Work to complete.
Your task is to copy the listing exactly, with the pictures left out.

+---+

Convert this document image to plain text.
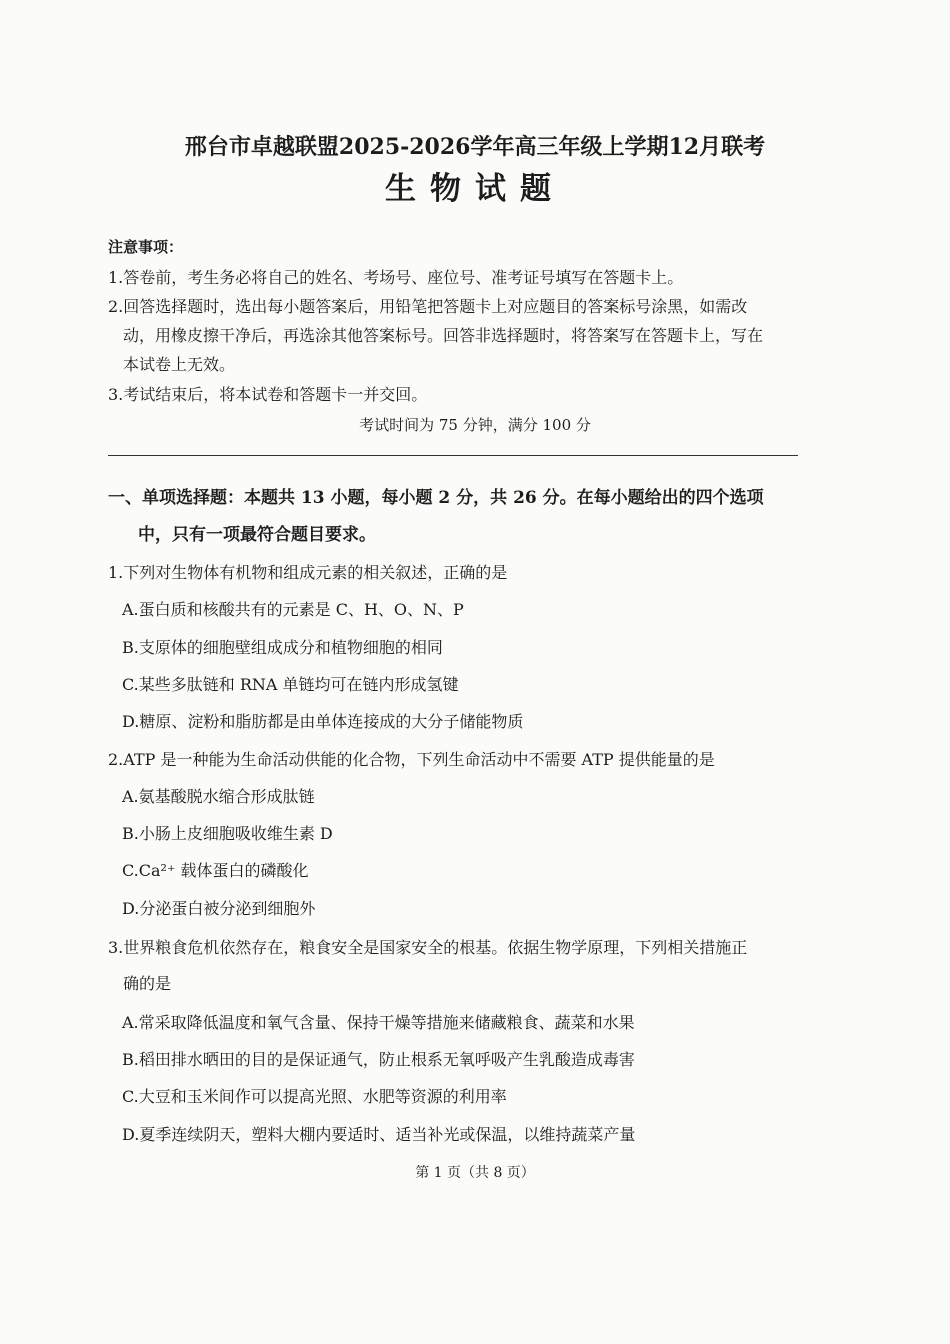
邢台市卓越联盟2025-2026学年高三年级上学期12月联考
生物试题
注意事项：
1.答卷前，考生务必将自己的姓名、考场号、座位号、准考证号填写在答题卡上。
2.回答选择题时，选出每小题答案后，用铅笔把答题卡上对应题目的答案标号涂黑，如需改
动，用橡皮擦干净后，再选涂其他答案标号。回答非选择题时，将答案写在答题卡上，写在
本试卷上无效。
3.考试结束后，将本试卷和答题卡一并交回。
考试时间为 75 分钟，满分 100 分
一、单项选择题：本题共 13 小题，每小题 2 分，共 26 分。在每小题给出的四个选项
中，只有一项最符合题目要求。
1.下列对生物体有机物和组成元素的相关叙述，正确的是
A.蛋白质和核酸共有的元素是 C、H、O、N、P
B.支原体的细胞壁组成成分和植物细胞的相同
C.某些多肽链和 RNA 单链均可在链内形成氢键
D.糖原、淀粉和脂肪都是由单体连接成的大分子储能物质
2.ATP 是一种能为生命活动供能的化合物，下列生命活动中不需要 ATP 提供能量的是
A.氨基酸脱水缩合形成肽链
B.小肠上皮细胞吸收维生素 D
C.Ca²⁺ 载体蛋白的磷酸化
D.分泌蛋白被分泌到细胞外
3.世界粮食危机依然存在，粮食安全是国家安全的根基。依据生物学原理，下列相关措施正
确的是
A.常采取降低温度和氧气含量、保持干燥等措施来储藏粮食、蔬菜和水果
B.稻田排水晒田的目的是保证通气，防止根系无氧呼吸产生乳酸造成毒害
C.大豆和玉米间作可以提高光照、水肥等资源的利用率
D.夏季连续阴天，塑料大棚内要适时、适当补光或保温，以维持蔬菜产量
第 1 页（共 8 页）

+---+

Task output.
Convert this document image to plain text.
邢台市卓越联盟2025-2026学年高三年级上学期12月联考
生物试题
注意事项：
1.答卷前，考生务必将自己的姓名、考场号、座位号、准考证号填写在答题卡上。
2.回答选择题时，选出每小题答案后，用铅笔把答题卡上对应题目的答案标号涂黑，如需改
动，用橡皮擦干净后，再选涂其他答案标号。回答非选择题时，将答案写在答题卡上，写在
本试卷上无效。
3.考试结束后，将本试卷和答题卡一并交回。
考试时间为 75 分钟，满分 100 分
一、单项选择题：本题共 13 小题，每小题 2 分，共 26 分。在每小题给出的四个选项
中，只有一项最符合题目要求。
1.下列对生物体有机物和组成元素的相关叙述，正确的是
A.蛋白质和核酸共有的元素是 C、H、O、N、P
B.支原体的细胞壁组成成分和植物细胞的相同
C.某些多肽链和 RNA 单链均可在链内形成氢键
D.糖原、淀粉和脂肪都是由单体连接成的大分子储能物质
2.ATP 是一种能为生命活动供能的化合物，下列生命活动中不需要 ATP 提供能量的是
A.氨基酸脱水缩合形成肽链
B.小肠上皮细胞吸收维生素 D
C.Ca²⁺ 载体蛋白的磷酸化
D.分泌蛋白被分泌到细胞外
3.世界粮食危机依然存在，粮食安全是国家安全的根基。依据生物学原理，下列相关措施正
确的是
A.常采取降低温度和氧气含量、保持干燥等措施来储藏粮食、蔬菜和水果
B.稻田排水晒田的目的是保证通气，防止根系无氧呼吸产生乳酸造成毒害
C.大豆和玉米间作可以提高光照、水肥等资源的利用率
D.夏季连续阴天，塑料大棚内要适时、适当补光或保温，以维持蔬菜产量
第 1 页（共 8 页）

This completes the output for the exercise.